(Dataset entries on figures)
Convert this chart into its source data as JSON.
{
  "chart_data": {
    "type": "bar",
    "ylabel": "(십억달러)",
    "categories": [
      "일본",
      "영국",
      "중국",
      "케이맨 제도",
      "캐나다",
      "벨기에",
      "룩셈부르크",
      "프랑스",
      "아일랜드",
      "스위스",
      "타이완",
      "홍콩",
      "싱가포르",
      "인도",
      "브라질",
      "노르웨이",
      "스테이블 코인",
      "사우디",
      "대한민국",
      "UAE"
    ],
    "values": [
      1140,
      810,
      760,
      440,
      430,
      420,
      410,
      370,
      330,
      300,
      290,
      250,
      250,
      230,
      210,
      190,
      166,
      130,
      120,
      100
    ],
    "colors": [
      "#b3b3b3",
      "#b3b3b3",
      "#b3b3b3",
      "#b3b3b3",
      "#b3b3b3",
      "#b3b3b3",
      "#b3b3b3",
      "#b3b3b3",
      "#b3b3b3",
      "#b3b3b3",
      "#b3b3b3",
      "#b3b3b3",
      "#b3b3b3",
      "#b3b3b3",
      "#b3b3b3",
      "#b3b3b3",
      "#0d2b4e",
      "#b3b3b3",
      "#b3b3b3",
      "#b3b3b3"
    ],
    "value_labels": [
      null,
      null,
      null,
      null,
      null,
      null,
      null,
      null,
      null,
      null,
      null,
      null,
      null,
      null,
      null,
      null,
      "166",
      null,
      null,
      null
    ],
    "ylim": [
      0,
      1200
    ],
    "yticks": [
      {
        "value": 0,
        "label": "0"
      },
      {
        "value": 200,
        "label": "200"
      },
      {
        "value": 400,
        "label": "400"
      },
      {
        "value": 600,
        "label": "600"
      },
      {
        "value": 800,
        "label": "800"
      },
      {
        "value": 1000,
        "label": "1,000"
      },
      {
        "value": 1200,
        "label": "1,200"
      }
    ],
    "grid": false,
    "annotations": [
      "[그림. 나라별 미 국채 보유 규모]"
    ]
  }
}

---

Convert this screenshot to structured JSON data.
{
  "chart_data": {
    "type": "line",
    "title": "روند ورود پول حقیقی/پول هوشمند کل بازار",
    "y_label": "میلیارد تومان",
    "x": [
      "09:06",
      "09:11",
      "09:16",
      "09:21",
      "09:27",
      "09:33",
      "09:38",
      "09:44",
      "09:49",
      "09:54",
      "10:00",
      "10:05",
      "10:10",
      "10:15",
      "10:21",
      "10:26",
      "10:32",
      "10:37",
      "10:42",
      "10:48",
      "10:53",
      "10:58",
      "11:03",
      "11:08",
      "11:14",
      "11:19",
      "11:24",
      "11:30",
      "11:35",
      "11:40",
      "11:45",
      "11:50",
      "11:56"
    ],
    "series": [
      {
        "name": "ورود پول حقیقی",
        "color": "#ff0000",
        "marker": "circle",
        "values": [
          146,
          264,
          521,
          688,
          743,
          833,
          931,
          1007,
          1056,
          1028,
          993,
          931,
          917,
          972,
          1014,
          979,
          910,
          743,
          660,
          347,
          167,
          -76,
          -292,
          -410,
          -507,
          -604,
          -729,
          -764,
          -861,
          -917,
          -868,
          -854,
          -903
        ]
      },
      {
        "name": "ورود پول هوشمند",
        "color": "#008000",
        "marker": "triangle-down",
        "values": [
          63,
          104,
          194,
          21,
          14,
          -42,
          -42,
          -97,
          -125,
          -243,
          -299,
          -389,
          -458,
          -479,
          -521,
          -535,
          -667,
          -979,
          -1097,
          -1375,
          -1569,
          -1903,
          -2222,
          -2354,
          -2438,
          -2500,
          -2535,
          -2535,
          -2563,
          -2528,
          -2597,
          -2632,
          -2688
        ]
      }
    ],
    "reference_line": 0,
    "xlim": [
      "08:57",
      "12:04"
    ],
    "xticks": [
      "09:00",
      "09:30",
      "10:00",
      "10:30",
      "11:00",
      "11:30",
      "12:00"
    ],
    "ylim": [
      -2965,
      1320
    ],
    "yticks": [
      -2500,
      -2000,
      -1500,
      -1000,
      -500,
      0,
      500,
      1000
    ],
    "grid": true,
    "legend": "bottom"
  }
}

■ WRITTEN INSTRUCTION: For each line above that contains the word "حقیقی", copy that line.

■ SOLUTION TO THIS TASK:
    "title": "روند ورود پول حقیقی/پول هوشمند کل بازار",
        "name": "ورود پول حقیقی",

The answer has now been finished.